Brano fornito:
%%
Ne parliamo in questa intervista iniziando da un “assaggio” come fosse un vino buono. Di quelli che meritano palati predisposti ad assaporare, scoprire, determinare aromi e sapori. Il sonetto che sostanzia questa degustazione letteraria, si intitola: “A dumilaventi…”

‘Sto dumilaventi

Me li sta a portà tutti via

E sì che ce bastava la pandemia

Nun ce rimane che serrà li denti.

Tutti quelli che

m’hanno fatto sognà

E Giggi, e Sean, e Diego

I più grandi, nun so se

me spiego,

e dice che tocca pure aspettà.

Aspettà de vedé c’artro succede

Capirai, stanno tutti a sparì,

Che già così nun ce posso crede,

Tutti gli eroi che me facevano sentì sgargiulo

Perciò, de core, te lo vojo

proprio dì

A dumilaventi, ma vattela a pija ‘nder culo!”.

Diciamo che la forma la dice lunga sulle eredità orgogliosamente romanesche e le ispirazioni letterarie che vanno dal Belli a Pascarella fino a Trilussa. Il taglio è quello di un umorismo insinuante, talvolta amaro, raffinato soprattutto quando è chiamato in causa a connotare una visione non “politicamente corretta” delle cose. L’universo indagato è quello stimolato dalla cronaca pandemica, il riferimento più ampio è invece quello dell’umana gente. Da tutto ciò, lo stimolo, come detto, a questa intervista.

Lei è un regista e attore di teatro. Questo sembra un libro che nasce dalla voglia di recitare e dall’assenza di palco. Impressione sbagliata?

“Proprio così. Vero. E lo dico nlla mia lingua, in romanesco perché è così che la battuta mi viene spontanea. E’ un dialetto che ho dentro, che naviga, ribolle nonostante il mio lungo vissuto a Firenze e ora in Umbria”.

La scelta del sonetto?

“Mi appartiene anch’esso, l’ho sempre praticato perché ci vedo l’anima”.

Potrebbe essere l’idea per un prossimo spettacolo?

“Il progetto c’è. La strada è aperta”.

I primi sonetti sono apparsi prima sui suoi profili social. Sono nati per quel contesto?

“Li ho inseriti nei social perché occorre comprendere i canali della comunicazione attuali, ma c’erano già prima”.

Cronologicamente mi pare di poter dire che stiamo dentro il 2020 e la pandemia. Il bersaglio vero?

“L’appiattimento culturale”.

Chi lo provoca?

“Il nostro Paese è morto per quanto riguarda l’ideologia. Si bada al consenso e al denaro che da esso ne può derivare. Contano i numeri e non le parole che posseggono i contenuti. Ecco che tornano i social, ecco il conteggio del follower sul singolo profilo”.

Che però vanno e vengono.

“Molti, purtroppo, restano e da fin troppo tempo. I nomi? La lista è davvero lunga”.

Politici compresi?
%%
Dati per la comprensione dei documenti:
%%
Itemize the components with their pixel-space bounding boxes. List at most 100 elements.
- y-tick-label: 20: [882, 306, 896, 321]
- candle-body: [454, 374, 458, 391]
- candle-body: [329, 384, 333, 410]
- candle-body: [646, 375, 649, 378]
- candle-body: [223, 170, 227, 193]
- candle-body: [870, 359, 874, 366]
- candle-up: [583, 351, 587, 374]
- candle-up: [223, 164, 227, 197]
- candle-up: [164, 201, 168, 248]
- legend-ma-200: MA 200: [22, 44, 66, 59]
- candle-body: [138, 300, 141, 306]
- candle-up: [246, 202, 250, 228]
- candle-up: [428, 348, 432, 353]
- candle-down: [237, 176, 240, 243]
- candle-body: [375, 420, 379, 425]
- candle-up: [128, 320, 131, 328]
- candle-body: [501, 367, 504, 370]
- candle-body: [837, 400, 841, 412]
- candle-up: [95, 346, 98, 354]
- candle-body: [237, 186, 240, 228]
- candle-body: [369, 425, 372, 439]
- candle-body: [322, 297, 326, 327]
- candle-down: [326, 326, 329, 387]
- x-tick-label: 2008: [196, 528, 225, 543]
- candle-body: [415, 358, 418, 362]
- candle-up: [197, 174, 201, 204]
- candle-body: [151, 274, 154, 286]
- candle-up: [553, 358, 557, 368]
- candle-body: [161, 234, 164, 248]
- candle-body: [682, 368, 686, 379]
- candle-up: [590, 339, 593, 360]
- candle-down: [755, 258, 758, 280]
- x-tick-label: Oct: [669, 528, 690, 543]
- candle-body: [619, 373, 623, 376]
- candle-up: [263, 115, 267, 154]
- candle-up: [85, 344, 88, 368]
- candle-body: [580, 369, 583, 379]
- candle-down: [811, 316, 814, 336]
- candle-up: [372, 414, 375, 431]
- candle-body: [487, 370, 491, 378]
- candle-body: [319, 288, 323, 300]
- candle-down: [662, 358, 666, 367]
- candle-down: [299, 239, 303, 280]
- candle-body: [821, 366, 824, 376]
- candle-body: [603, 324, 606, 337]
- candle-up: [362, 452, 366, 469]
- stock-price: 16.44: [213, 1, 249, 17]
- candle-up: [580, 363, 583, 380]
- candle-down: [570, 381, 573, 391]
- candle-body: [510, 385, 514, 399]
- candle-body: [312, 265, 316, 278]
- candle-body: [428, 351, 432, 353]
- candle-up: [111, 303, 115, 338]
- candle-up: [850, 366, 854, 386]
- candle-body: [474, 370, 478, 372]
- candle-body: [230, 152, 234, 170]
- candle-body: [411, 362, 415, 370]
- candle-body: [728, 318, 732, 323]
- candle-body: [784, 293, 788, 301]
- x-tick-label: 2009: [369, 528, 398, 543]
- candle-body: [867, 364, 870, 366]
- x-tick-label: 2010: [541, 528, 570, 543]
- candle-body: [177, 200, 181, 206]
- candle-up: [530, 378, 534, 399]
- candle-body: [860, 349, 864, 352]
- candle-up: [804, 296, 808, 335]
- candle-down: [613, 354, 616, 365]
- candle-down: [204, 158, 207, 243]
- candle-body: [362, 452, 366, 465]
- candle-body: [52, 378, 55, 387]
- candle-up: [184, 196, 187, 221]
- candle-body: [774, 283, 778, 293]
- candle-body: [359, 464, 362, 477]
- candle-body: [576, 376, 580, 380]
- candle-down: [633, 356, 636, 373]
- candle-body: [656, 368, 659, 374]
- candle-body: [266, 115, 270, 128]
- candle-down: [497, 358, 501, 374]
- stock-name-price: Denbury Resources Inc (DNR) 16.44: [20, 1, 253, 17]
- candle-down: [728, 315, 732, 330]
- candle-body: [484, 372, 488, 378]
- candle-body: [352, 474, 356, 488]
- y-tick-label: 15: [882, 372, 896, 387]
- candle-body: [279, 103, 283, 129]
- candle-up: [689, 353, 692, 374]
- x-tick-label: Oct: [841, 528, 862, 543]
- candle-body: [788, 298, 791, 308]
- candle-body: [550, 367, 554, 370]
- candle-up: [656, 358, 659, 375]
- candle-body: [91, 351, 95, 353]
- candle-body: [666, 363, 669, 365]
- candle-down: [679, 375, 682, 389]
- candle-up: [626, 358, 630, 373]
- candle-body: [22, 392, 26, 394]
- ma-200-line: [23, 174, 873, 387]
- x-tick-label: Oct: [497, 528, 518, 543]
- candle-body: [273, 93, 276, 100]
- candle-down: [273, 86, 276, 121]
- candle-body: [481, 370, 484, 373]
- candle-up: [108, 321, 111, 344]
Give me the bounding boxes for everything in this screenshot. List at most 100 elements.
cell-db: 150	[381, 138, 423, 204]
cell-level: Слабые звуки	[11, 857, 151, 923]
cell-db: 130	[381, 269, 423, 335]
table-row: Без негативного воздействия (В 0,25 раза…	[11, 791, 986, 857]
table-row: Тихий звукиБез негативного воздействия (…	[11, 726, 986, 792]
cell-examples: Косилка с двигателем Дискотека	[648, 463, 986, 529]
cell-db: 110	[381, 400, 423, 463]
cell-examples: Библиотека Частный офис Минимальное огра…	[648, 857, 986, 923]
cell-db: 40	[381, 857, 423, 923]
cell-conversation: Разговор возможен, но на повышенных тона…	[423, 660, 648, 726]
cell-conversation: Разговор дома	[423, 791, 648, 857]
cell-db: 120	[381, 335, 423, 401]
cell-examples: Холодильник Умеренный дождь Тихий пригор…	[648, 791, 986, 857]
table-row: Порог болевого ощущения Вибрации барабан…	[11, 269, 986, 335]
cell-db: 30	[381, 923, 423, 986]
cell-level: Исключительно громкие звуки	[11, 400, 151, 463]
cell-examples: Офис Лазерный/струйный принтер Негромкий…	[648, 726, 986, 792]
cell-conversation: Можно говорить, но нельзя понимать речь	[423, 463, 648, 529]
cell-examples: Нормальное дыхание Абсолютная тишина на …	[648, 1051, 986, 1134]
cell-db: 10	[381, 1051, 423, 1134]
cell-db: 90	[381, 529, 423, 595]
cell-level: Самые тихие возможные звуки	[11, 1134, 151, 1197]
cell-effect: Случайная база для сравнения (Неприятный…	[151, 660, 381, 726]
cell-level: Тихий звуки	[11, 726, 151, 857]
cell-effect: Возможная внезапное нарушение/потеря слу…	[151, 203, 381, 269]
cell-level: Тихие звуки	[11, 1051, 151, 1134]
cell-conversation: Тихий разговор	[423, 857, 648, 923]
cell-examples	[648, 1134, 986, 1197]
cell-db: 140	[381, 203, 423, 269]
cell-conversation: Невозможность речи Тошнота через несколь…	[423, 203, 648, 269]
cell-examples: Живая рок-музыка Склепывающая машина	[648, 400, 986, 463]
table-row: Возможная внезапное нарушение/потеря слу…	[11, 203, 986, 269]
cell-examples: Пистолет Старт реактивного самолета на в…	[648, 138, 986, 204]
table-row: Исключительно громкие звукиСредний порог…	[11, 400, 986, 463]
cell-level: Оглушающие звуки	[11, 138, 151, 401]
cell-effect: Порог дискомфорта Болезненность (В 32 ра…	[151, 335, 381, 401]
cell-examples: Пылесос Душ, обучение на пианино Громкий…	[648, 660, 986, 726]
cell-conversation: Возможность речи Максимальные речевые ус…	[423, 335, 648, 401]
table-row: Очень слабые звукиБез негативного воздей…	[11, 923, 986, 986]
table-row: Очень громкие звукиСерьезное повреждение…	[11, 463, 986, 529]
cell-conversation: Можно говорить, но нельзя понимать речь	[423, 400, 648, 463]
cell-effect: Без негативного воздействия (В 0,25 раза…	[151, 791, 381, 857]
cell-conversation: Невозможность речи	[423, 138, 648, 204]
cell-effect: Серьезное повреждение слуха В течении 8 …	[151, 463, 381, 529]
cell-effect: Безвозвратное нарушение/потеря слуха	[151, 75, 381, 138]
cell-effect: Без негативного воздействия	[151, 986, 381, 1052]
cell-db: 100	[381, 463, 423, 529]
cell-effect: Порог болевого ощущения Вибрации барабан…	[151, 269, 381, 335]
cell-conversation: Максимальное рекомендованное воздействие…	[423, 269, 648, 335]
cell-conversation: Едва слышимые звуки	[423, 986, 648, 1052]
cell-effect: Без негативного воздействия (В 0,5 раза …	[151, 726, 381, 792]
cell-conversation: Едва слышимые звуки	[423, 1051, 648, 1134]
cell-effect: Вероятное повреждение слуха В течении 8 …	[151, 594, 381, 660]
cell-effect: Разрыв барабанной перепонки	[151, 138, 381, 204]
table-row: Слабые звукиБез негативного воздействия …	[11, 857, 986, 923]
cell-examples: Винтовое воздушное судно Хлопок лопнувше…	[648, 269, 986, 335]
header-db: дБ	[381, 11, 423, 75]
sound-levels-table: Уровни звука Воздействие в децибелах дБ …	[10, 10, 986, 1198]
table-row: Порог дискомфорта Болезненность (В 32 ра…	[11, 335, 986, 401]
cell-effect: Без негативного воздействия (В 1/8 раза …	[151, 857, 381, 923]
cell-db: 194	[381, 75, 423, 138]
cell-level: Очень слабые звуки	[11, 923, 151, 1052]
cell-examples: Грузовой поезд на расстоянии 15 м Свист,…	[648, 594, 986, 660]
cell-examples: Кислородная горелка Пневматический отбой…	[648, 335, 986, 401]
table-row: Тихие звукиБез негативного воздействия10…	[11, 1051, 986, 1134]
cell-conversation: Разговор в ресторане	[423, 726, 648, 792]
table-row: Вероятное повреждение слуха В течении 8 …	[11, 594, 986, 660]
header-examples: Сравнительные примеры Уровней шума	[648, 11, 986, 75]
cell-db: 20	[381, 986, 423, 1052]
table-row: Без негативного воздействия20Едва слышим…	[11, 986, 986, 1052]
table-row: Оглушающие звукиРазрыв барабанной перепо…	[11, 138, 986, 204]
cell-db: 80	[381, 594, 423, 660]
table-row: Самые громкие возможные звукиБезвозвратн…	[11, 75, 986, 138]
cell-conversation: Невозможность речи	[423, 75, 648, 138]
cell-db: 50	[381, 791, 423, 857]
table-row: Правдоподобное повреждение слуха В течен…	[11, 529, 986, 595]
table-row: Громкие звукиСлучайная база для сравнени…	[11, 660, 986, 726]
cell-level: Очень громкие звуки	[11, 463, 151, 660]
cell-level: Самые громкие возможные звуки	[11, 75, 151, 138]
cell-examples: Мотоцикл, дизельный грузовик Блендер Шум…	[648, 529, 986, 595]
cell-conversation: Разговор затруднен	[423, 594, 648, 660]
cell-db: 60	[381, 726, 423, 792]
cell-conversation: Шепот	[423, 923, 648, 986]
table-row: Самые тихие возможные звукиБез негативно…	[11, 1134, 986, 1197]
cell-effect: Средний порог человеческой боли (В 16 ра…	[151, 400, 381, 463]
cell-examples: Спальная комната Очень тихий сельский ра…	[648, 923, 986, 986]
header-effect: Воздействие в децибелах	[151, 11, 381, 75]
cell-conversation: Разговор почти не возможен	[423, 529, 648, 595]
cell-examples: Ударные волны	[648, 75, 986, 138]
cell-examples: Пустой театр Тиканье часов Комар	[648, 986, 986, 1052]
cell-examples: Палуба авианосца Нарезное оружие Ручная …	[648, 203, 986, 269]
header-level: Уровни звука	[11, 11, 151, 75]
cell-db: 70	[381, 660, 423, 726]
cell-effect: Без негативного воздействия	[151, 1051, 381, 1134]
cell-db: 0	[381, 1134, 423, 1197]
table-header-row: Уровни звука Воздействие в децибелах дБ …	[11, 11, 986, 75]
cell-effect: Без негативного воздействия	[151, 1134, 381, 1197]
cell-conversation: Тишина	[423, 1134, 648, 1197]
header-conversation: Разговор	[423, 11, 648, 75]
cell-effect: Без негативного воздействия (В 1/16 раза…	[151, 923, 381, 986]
%%
Scopo del compito:
Riprendi l'intervista sui sonetti in romanesco e portala avanti a partire dall'ultima domanda. Per questo lavoro le righe non servono.

Risposta finale:
“Non morirò mai politicamente corretto”.

Dove pensa, pertanto, di continuare a trovare lavoro?

“A casa mia. Nel posto più libero del mondo”.

Il messaggio-sonetto più sottile che ci consiglierebbe di leggere?

“Quello che può indurre a guardare e indagare la forma delle nuvole. La dedica del libro è proprio rivolta a quelli che hanno ancora voglia di farlo perché è un percorso non omologabile”.

Il libro ha una necessità di stampa e una data entro cui consegnare i testi. E’ rimasto fuori qualcosa o qualcuno?

“Fracci e Carrà. Altri due grandi tra quelli che purtroppo stanno scomparendo, un omaggio a un’epoca che è finita. E dopo di loro non vedo molti altri eredi, non vedo molti altri al loro pari. Capaci di resistere”.

Resistere. Resistenza, piuttosto che il termine che va per la maggiore: resilienza. Personalmente apprezzo la scelta.

“Il vocabolario e le definizioni esatte delle cose sono importanti. Lo stiamo riscrivendo con risultati non proprio certi. Anche nelle cose più banali”.

Ad esempio?

“Avvocato o avvocatessa? Mettiamoci una ‘u’ finale e così siamo tutti contenti”.

Lei è l’ideatore del festival Ars Contemporanea che si svolge in Umbria, a Castiglione del Lago, comune peraltro nel quale ha deciso di vivere. Tornerà a proporlo?

“Ha notato l’assembramento estivo? Mi pare che ci sia ovunque e così, pandemia permettendo, Ars Contemporanea 2021 lo faremo a dicembre all’interno di spazi adeguati come Palazzo della Corgna e il cinema di Castiglione del Lago che riapre. Ars Contemporanea è un qualcosa di diverso, del resto, particolare. Lo definirei un sogno che in quanto tale ha sue proprie esigenze”.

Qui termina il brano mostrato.